- [PROBLEM TO SOLVE]:
Using the listing below, please gather every line containing the word "aplicar".

- [RAW DATA]:

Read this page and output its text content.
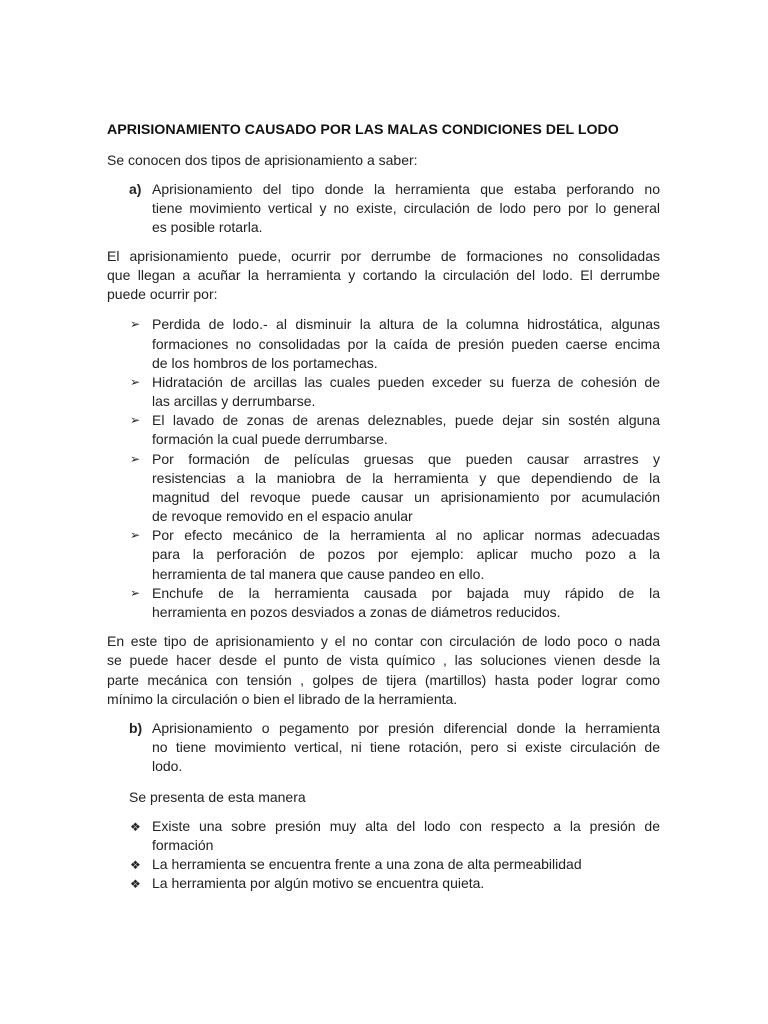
APRISIONAMIENTO CAUSADO POR LAS MALAS CONDICIONES DEL LODO
Se conocen dos tipos de aprisionamiento a saber:
a) Aprisionamiento del tipo donde la herramienta que estaba perforando no
tiene movimiento vertical y no existe, circulación de lodo pero por lo general
es posible rotarla.
El aprisionamiento puede, ocurrir por derrumbe de formaciones no consolidadas
que llegan a acuñar la herramienta y cortando la circulación del lodo. El derrumbe
puede ocurrir por:
➢ Perdida de lodo.- al disminuir la altura de la columna hidrostática, algunas
formaciones no consolidadas por la caída de presión pueden caerse encima
de los hombros de los portamechas.
➢ Hidratación de arcillas las cuales pueden exceder su fuerza de cohesión de
las arcillas y derrumbarse.
➢ El lavado de zonas de arenas deleznables, puede dejar sin sostén alguna
formación la cual puede derrumbarse.
➢ Por formación de películas gruesas que pueden causar arrastres y
resistencias a la maniobra de la herramienta y que dependiendo de la
magnitud del revoque puede causar un aprisionamiento por acumulación
de revoque removido en el espacio anular
➢ Por efecto mecánico de la herramienta al no aplicar normas adecuadas
para la perforación de pozos por ejemplo: aplicar mucho pozo a la
herramienta de tal manera que cause pandeo en ello.
➢ Enchufe de la herramienta causada por bajada muy rápido de la
herramienta en pozos desviados a zonas de diámetros reducidos.
En este tipo de aprisionamiento y el no contar con circulación de lodo poco o nada
se puede hacer desde el punto de vista químico , las soluciones vienen desde la
parte mecánica con tensión , golpes de tijera (martillos) hasta poder lograr como
mínimo la circulación o bien el librado de la herramienta.
b) Aprisionamiento o pegamento por presión diferencial donde la herramienta
no tiene movimiento vertical, ni tiene rotación, pero si existe circulación de
lodo.
Se presenta de esta manera
❖ Existe una sobre presión muy alta del lodo con respecto a la presión de
formación
❖ La herramienta se encuentra frente a una zona de alta permeabilidad
❖ La herramienta por algún motivo se encuentra quieta.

- [RESULT OF THE TASK]:
➢ Por efecto mecánico de la herramienta al no aplicar normas adecuadas
para la perforación de pozos por ejemplo: aplicar mucho pozo a la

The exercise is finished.